*Task objective:*
Show every line of the records below that contains the word "votre".

-- START Dataset records --

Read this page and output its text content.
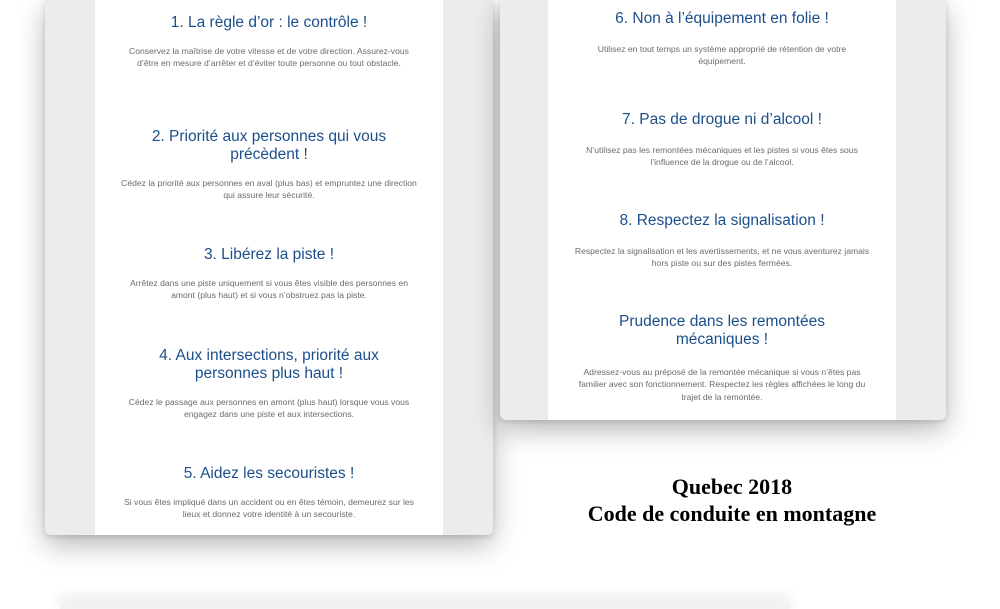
1. La règle d’or : le contrôle !
Conservez la maîtrise de votre vitesse et de votre direction. Assurez-vous d’être en mesure d’arrêter et d’éviter toute personne ou tout obstacle.
2. Priorité aux personnes qui vous précèdent !
Cédez la priorité aux personnes en aval (plus bas) et empruntez une direction qui assure leur sécurité.
3. Libérez la piste !
Arrêtez dans une piste uniquement si vous êtes visible des personnes en amont (plus haut) et si vous n’obstruez pas la piste.
4. Aux intersections, priorité aux personnes plus haut !
Cédez le passage aux personnes en amont (plus haut) lorsque vous vous engagez dans une piste et aux intersections.
5. Aidez les secouristes !
Si vous êtes impliqué dans un accident ou en êtes témoin, demeurez sur les lieux et donnez votre identité à un secouriste.
6. Non à l’équipement en folie !
Utilisez en tout temps un système approprié de rétention de votre équipement.
7. Pas de drogue ni d’alcool !
N’utilisez pas les remontées mécaniques et les pistes si vous êtes sous l’influence de la drogue ou de l’alcool.
8. Respectez la signalisation !
Respectez la signalisation et les avertissements, et ne vous aventurez jamais hors piste ou sur des pistes fermées.
Prudence dans les remontées mécaniques !
Adressez-vous au préposé de la remontée mécanique si vous n’êtes pas familier avec son fonctionnement. Respectez les règles affichées le long du trajet de la remontée.
Quebec 2018
Code de conduite en montagne
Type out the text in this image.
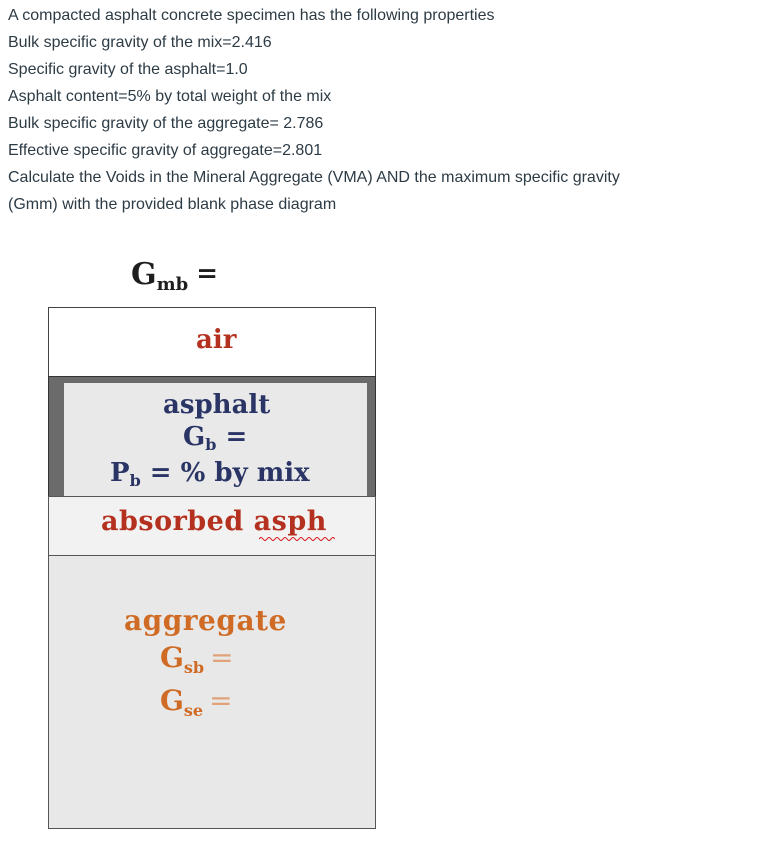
A compacted asphalt concrete specimen has the following properties
Bulk specific gravity of the mix=2.416
Specific gravity of the asphalt=1.0
Asphalt content=5% by total weight of the mix
Bulk specific gravity of the aggregate= 2.786
Effective specific gravity of aggregate=2.801
Calculate the Voids in the Mineral Aggregate (VMA) AND the maximum specific gravity
(Gmm) with the provided blank phase diagram
$G_{mb}$ =
air
asphalt
$G_b$ =
$P_b$ = % by mix
absorbed asph
aggregate
$G_{sb}$ =
$G_{se}$ =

-- END Dataset records --

*Final answer:*
Conservez la maîtrise de votre vitesse et de votre direction. Assurez-vous d’être en mesure d’arrêter et d’éviter toute personne ou tout obstacle.
Si vous êtes impliqué dans un accident ou en êtes témoin, demeurez sur les lieux et donnez votre identité à un secouriste.
Utilisez en tout temps un système approprié de rétention de votre équipement.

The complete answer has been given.